> **WHAT NEEDS TO BE DONE**
The records should be repeated word for word, pictures excluded.

## Start

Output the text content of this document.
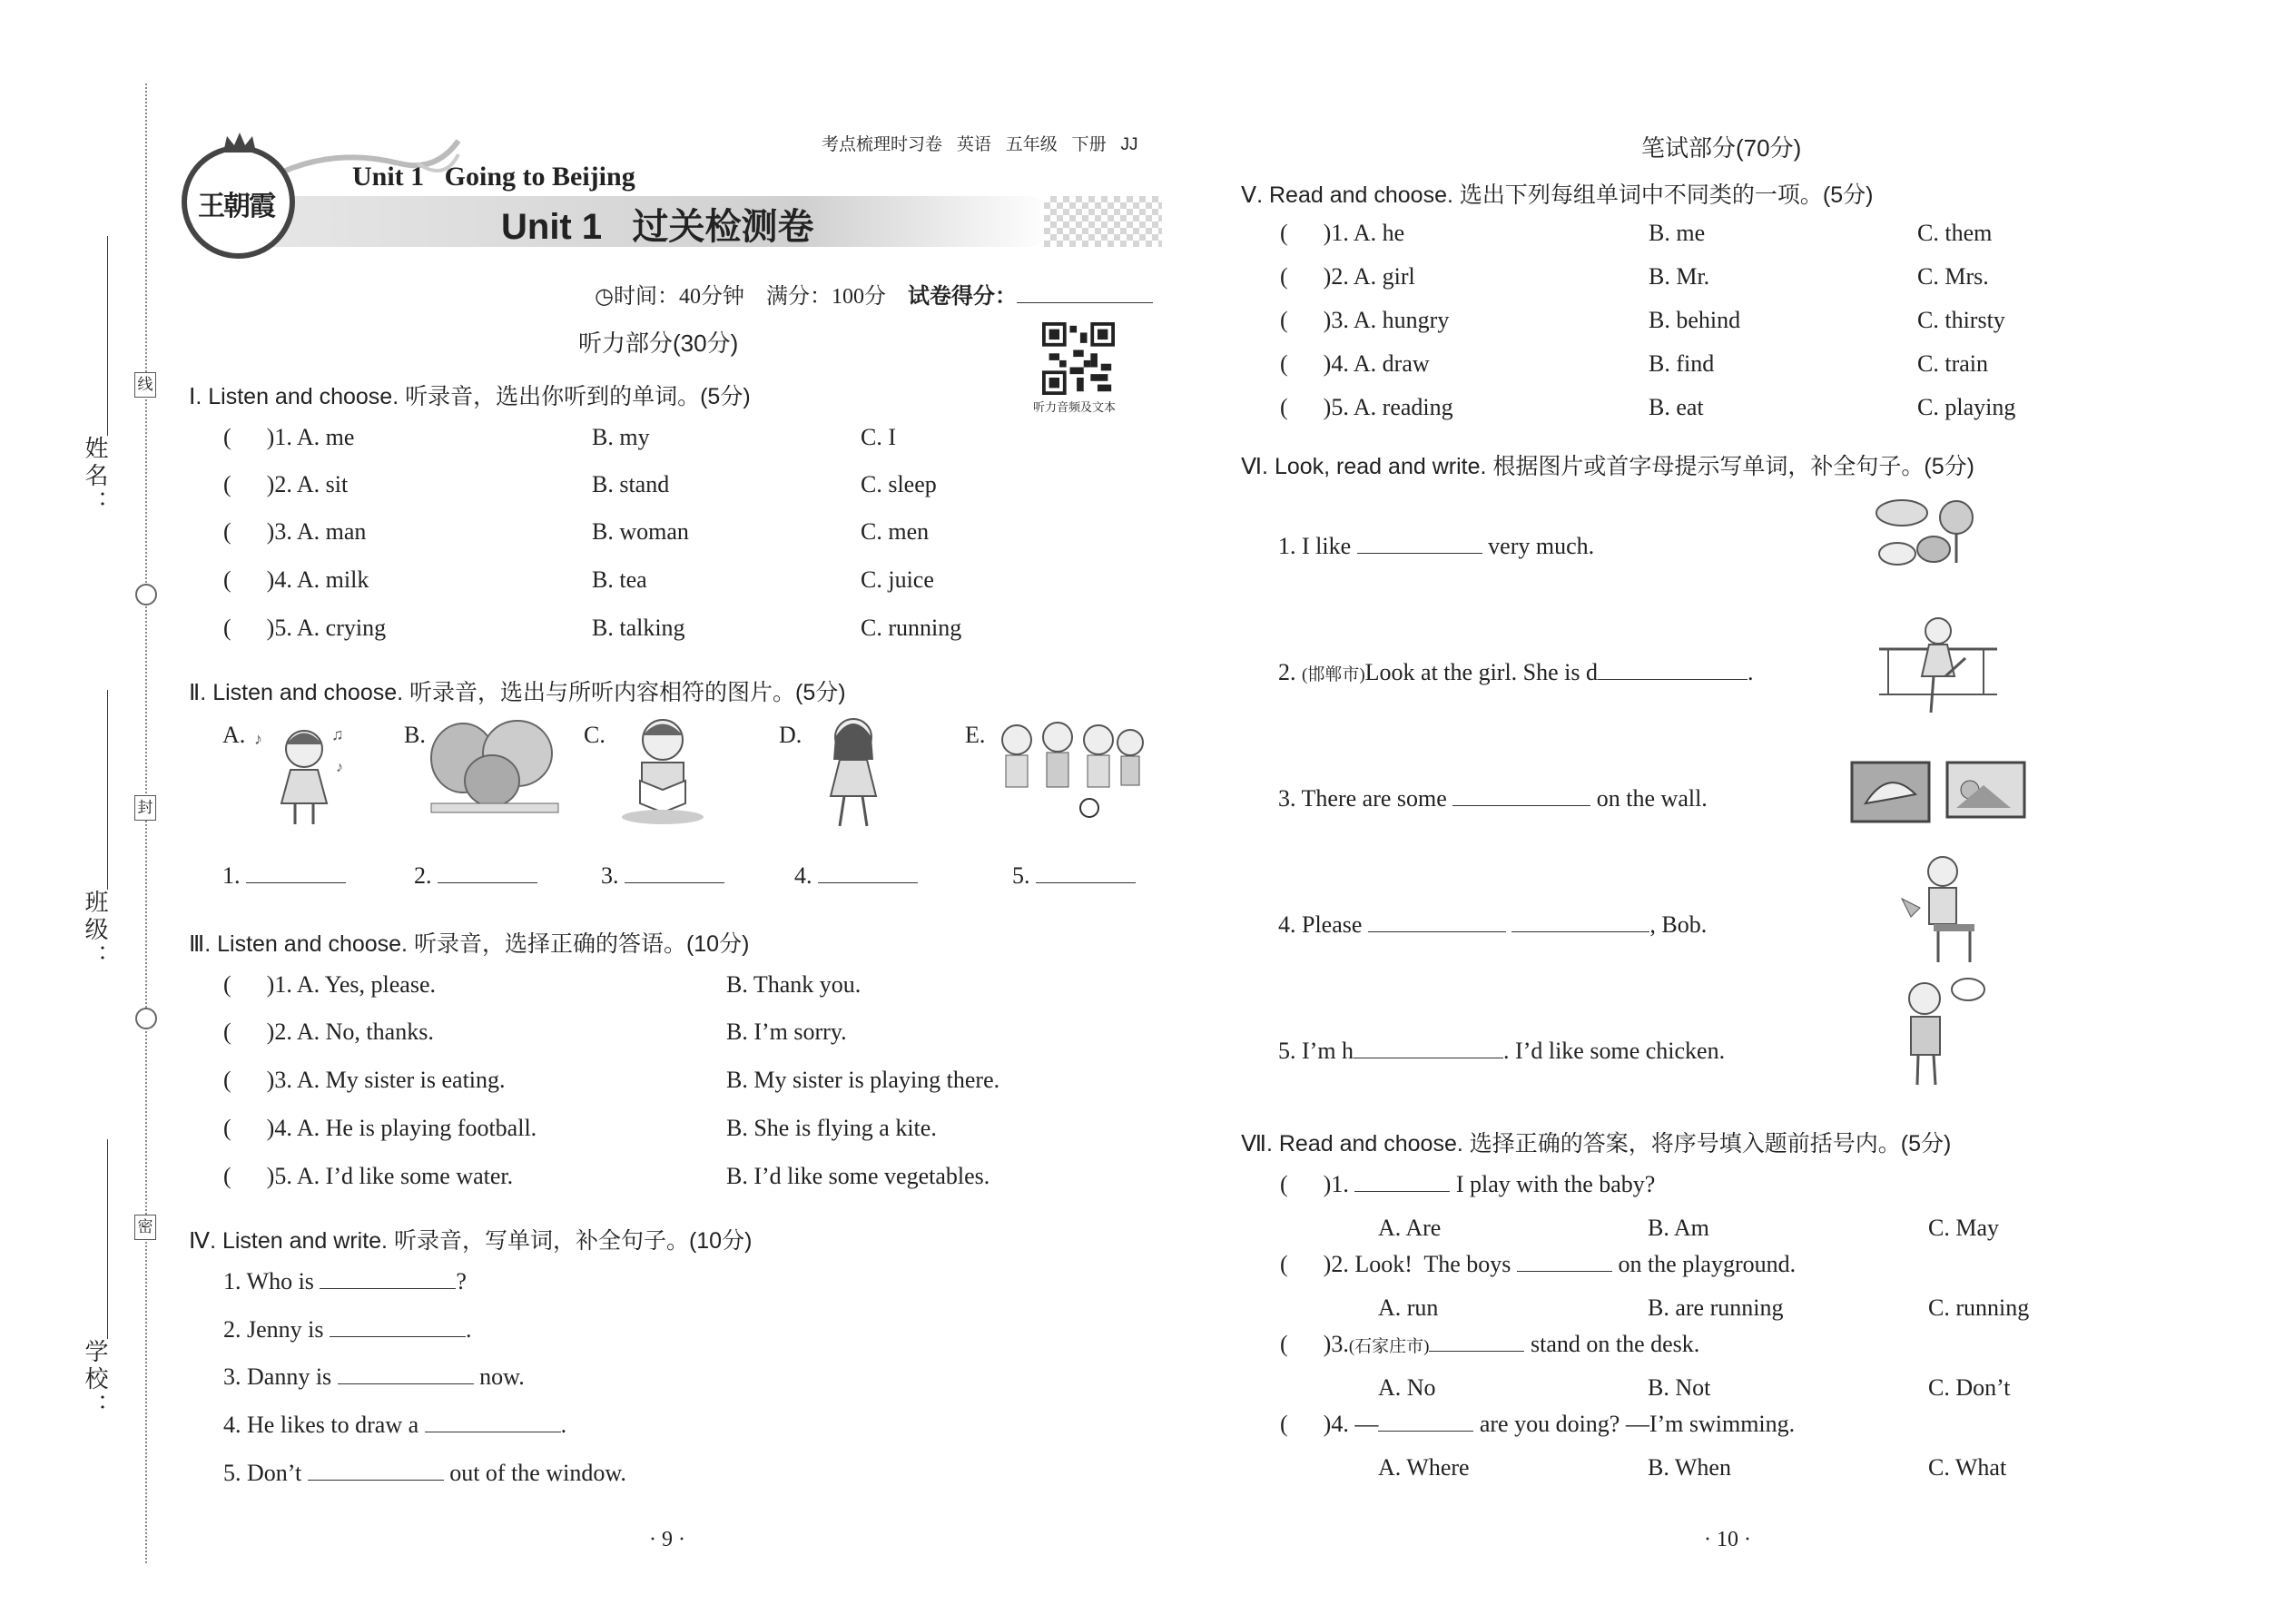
姓名：
班级：
学校：
线
封
密
考点梳理时习卷 英语 五年级 下册 JJ
王朝霞
Unit 1   Going to Beijing
Unit 1   过关检测卷
◷时间：40分钟 满分：100分 试卷得分：
听力音频及文本
听力部分(30分)
Ⅰ. Listen and choose. 听录音，选出你听到的单词。(5分)
(      )1. A. me	B. my	C. I
(      )2. A. sit	B. stand	C. sleep
(      )3. A. man	B. woman	C. men
(      )4. A. milk	B. tea	C. juice
(      )5. A. crying	B. talking	C. running
Ⅱ. Listen and choose. 听录音，选出与所听内容相符的图片。(5分)
A.	B.	C.	D.	E.
♪	♫
♪
1.	2.	3.	4.	5.
Ⅲ. Listen and choose. 听录音，选择正确的答语。(10分)
(      )1. A. Yes, please.	B. Thank you.
(      )2. A. No, thanks.	B. I’m sorry.
(      )3. A. My sister is eating.	B. My sister is playing there.
(      )4. A. He is playing football.	B. She is flying a kite.
(      )5. A. I’d like some water.	B. I’d like some vegetables.
Ⅳ. Listen and write. 听录音，写单词，补全句子。(10分)
1. Who is	?
2. Jenny is	.
3. Danny is	now.
4. He likes to draw a	.
5. Don’t	out of the window.
· 9 ·
笔试部分(70分)
Ⅴ. Read and choose. 选出下列每组单词中不同类的一项。(5分)
(      )1. A. he	B. me	C. them
(      )2. A. girl	B. Mr.	C. Mrs.
(      )3. A. hungry	B. behind	C. thirsty
(      )4. A. draw	B. find	C. train
(      )5. A. reading	B. eat	C. playing
Ⅵ. Look, read and write. 根据图片或首字母提示写单词，补全句子。(5分)
1. I like	very much.
2. (邯郸市)Look at the girl. She is d	.
3. There are some	on the wall.
4. Please	, Bob.
5. I’m h	. I’d like some chicken.
Ⅶ. Read and choose. 选择正确的答案，将序号填入题前括号内。(5分)
(      )1.	I play with the baby?
A. Are	B. Am	C. May
(      )2. Look!  The boys	on the playground.
A. run	B. are running	C. running
(      )3.(石家庄市)	stand on the desk.
A. No	B. Not	C. Don’t
(      )4. —	are you doing? —I’m swimming.
A. Where	B. When	C. What
· 10 ·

## End

> **EXERCISE OUTPUT**
Output the text content of this document.
姓名：
班级：
学校：
线
封
密
考点梳理时习卷 英语 五年级 下册 JJ
王朝霞
Unit 1   Going to Beijing
Unit 1   过关检测卷
◷时间：40分钟 满分：100分 试卷得分：
听力音频及文本
听力部分(30分)
Ⅰ. Listen and choose. 听录音，选出你听到的单词。(5分)
(      )1. A. me	B. my	C. I
(      )2. A. sit	B. stand	C. sleep
(      )3. A. man	B. woman	C. men
(      )4. A. milk	B. tea	C. juice
(      )5. A. crying	B. talking	C. running
Ⅱ. Listen and choose. 听录音，选出与所听内容相符的图片。(5分)
A.	B.	C.	D.	E.
♪	♫
♪
1.	2.	3.	4.	5.
Ⅲ. Listen and choose. 听录音，选择正确的答语。(10分)
(      )1. A. Yes, please.	B. Thank you.
(      )2. A. No, thanks.	B. I’m sorry.
(      )3. A. My sister is eating.	B. My sister is playing there.
(      )4. A. He is playing football.	B. She is flying a kite.
(      )5. A. I’d like some water.	B. I’d like some vegetables.
Ⅳ. Listen and write. 听录音，写单词，补全句子。(10分)
1. Who is	?
2. Jenny is	.
3. Danny is	now.
4. He likes to draw a	.
5. Don’t	out of the window.
· 9 ·
笔试部分(70分)
Ⅴ. Read and choose. 选出下列每组单词中不同类的一项。(5分)
(      )1. A. he	B. me	C. them
(      )2. A. girl	B. Mr.	C. Mrs.
(      )3. A. hungry	B. behind	C. thirsty
(      )4. A. draw	B. find	C. train
(      )5. A. reading	B. eat	C. playing
Ⅵ. Look, read and write. 根据图片或首字母提示写单词，补全句子。(5分)
1. I like	very much.
2. (邯郸市)Look at the girl. She is d	.
3. There are some	on the wall.
4. Please	, Bob.
5. I’m h	. I’d like some chicken.
Ⅶ. Read and choose. 选择正确的答案，将序号填入题前括号内。(5分)
(      )1.	I play with the baby?
A. Are	B. Am	C. May
(      )2. Look!  The boys	on the playground.
A. run	B. are running	C. running
(      )3.(石家庄市)	stand on the desk.
A. No	B. Not	C. Don’t
(      )4. —	are you doing? —I’m swimming.
A. Where	B. When	C. What
· 10 ·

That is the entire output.